--- Start Records ---

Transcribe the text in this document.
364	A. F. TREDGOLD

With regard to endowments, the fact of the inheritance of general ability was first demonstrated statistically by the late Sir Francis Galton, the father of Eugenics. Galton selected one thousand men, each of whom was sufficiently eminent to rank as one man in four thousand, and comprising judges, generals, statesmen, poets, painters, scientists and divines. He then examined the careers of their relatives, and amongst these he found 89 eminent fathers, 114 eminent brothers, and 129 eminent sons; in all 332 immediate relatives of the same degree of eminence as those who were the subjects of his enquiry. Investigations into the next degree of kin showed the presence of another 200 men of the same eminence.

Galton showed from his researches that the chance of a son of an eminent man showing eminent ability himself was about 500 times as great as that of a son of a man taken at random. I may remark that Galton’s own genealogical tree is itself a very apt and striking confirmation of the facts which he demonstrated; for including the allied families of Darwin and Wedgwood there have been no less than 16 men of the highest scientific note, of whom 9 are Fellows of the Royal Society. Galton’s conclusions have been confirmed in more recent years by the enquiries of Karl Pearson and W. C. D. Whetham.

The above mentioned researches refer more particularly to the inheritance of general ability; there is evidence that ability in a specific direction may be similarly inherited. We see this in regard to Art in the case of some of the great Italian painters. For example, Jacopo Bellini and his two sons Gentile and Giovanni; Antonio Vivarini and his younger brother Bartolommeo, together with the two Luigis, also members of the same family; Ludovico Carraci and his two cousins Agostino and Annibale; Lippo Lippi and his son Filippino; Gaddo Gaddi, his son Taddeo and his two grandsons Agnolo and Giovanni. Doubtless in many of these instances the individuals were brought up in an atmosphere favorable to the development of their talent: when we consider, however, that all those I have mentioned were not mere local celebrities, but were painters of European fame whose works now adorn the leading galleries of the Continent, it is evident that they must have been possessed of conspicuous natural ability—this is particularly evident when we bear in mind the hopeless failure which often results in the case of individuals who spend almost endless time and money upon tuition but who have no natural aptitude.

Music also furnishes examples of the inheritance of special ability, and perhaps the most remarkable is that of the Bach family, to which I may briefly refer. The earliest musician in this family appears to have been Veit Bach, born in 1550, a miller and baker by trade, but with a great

--- End Records ---
--- Start Records ---

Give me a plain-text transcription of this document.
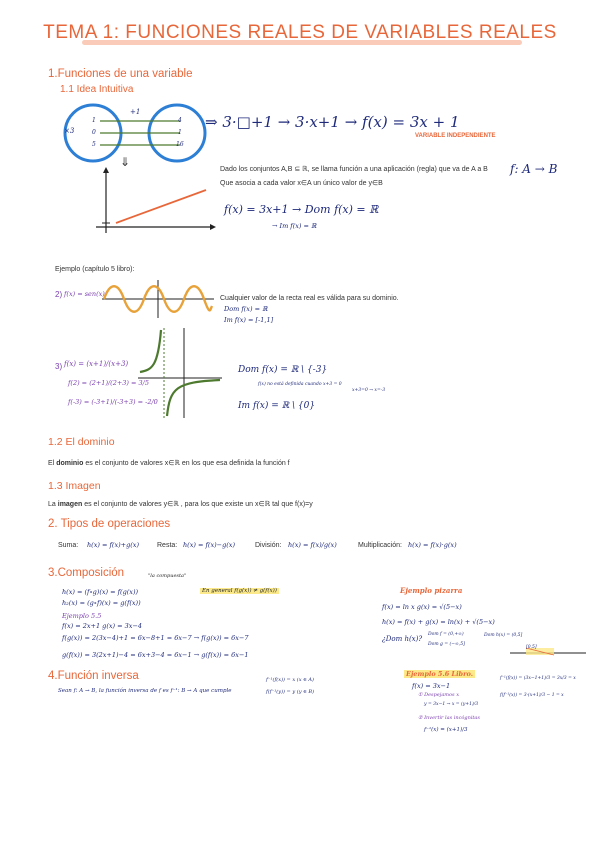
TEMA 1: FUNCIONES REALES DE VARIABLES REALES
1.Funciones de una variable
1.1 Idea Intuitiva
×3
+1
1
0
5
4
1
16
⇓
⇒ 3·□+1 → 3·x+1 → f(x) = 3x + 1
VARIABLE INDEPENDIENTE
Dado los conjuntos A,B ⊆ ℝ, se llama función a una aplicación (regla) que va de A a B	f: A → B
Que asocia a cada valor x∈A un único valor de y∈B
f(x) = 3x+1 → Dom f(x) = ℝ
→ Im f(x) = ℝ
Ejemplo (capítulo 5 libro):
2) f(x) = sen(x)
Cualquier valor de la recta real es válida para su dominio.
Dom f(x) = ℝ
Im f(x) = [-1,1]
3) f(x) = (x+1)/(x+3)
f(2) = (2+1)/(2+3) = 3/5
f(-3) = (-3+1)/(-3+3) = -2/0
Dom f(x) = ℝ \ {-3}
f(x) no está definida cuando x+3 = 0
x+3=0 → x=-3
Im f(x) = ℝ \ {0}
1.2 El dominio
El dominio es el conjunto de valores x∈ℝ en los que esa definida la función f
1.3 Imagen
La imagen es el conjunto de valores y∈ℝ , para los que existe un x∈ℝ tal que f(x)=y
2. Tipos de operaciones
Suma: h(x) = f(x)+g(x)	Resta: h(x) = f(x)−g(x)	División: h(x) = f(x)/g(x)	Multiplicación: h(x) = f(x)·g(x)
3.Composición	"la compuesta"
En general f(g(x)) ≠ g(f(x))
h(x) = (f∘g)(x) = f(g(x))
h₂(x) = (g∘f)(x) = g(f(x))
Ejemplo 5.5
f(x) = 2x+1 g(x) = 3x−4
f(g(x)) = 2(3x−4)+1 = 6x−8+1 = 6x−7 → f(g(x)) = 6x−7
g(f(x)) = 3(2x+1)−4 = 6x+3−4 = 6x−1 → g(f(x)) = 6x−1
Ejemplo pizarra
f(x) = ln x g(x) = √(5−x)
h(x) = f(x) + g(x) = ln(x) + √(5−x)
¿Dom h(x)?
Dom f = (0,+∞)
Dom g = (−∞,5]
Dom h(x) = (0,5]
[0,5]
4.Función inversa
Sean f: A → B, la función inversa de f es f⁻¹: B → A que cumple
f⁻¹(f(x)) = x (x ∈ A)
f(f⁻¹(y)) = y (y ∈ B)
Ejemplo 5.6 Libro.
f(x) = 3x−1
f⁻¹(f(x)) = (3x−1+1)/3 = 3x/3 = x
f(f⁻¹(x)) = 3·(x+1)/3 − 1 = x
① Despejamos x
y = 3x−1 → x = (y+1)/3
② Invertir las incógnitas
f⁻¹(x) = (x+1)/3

--- End Records ---
--- Start Records ---

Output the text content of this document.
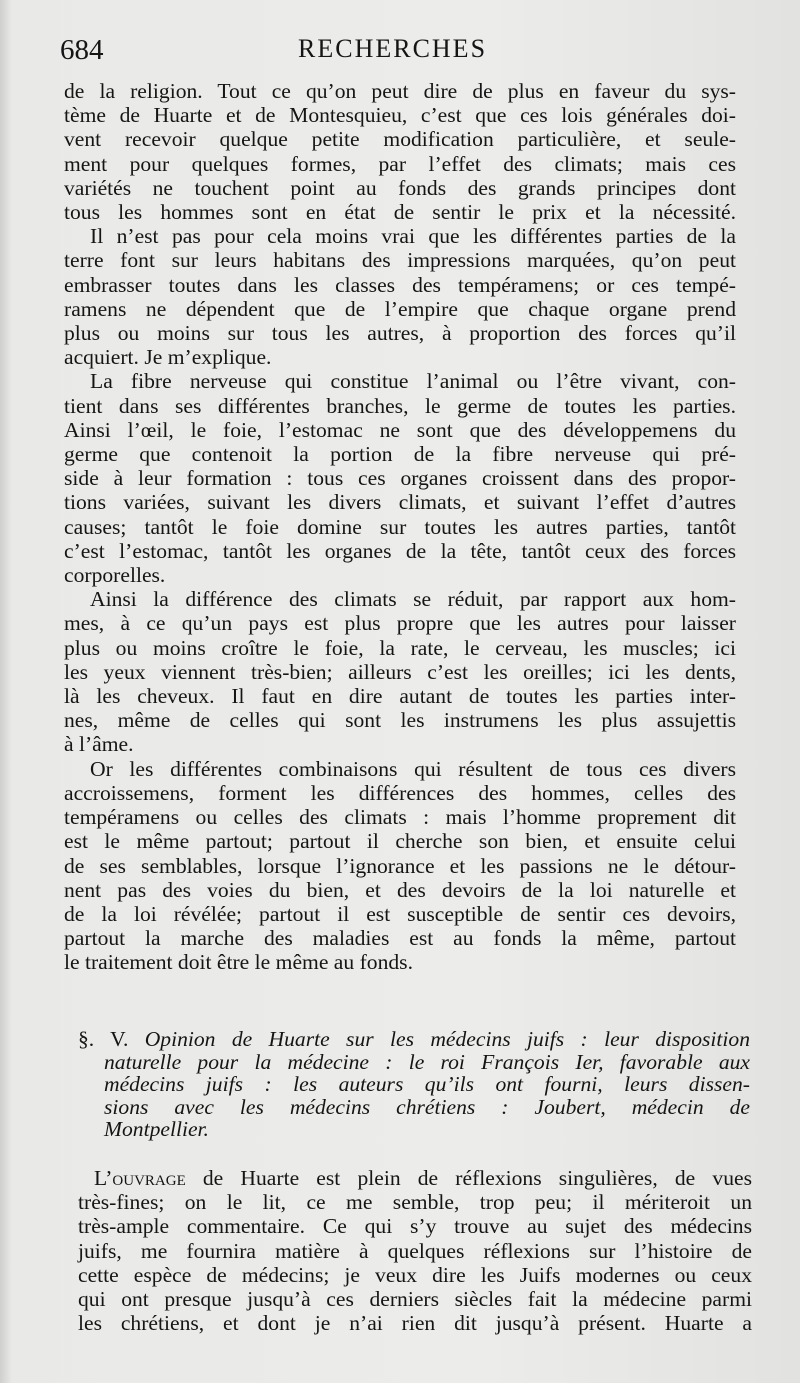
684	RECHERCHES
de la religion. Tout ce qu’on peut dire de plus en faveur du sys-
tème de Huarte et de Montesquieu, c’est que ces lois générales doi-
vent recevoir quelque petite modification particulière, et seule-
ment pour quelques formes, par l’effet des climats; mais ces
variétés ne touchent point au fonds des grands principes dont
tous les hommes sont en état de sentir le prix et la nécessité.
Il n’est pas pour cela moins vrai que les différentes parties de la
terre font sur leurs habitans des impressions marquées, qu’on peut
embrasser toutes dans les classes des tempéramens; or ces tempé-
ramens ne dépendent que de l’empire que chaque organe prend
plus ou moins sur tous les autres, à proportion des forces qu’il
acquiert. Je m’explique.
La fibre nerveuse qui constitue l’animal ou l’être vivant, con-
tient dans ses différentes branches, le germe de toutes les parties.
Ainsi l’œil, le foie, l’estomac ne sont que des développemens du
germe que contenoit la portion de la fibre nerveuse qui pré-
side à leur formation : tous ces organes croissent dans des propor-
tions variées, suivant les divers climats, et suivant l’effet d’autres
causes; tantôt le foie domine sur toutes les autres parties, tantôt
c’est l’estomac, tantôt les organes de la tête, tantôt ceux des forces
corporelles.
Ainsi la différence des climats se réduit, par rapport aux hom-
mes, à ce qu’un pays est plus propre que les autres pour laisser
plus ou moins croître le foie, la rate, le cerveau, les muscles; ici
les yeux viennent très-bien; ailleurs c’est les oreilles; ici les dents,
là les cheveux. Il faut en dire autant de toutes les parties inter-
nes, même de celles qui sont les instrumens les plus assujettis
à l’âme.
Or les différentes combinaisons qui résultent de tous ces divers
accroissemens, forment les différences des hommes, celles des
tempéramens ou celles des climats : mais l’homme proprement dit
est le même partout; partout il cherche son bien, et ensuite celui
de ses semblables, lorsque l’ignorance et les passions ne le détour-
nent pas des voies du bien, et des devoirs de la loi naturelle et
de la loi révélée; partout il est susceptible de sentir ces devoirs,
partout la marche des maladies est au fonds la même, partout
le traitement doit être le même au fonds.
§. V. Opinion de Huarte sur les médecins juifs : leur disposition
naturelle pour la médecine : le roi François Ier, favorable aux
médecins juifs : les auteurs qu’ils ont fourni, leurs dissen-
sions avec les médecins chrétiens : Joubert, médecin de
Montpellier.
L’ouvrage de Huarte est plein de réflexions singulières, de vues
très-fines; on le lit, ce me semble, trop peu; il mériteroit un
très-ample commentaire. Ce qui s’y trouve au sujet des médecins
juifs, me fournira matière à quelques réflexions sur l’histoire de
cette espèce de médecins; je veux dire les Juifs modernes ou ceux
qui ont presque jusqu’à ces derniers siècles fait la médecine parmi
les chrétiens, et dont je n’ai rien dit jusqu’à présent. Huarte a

--- End Records ---

- What is required: Using the listing above, show each line holding the string "parties".

- Written reply:
Il n’est pas pour cela moins vrai que les différentes parties de la
tient dans ses différentes branches, le germe de toutes les parties.
causes; tantôt le foie domine sur toutes les autres parties, tantôt
là les cheveux. Il faut en dire autant de toutes les parties inter-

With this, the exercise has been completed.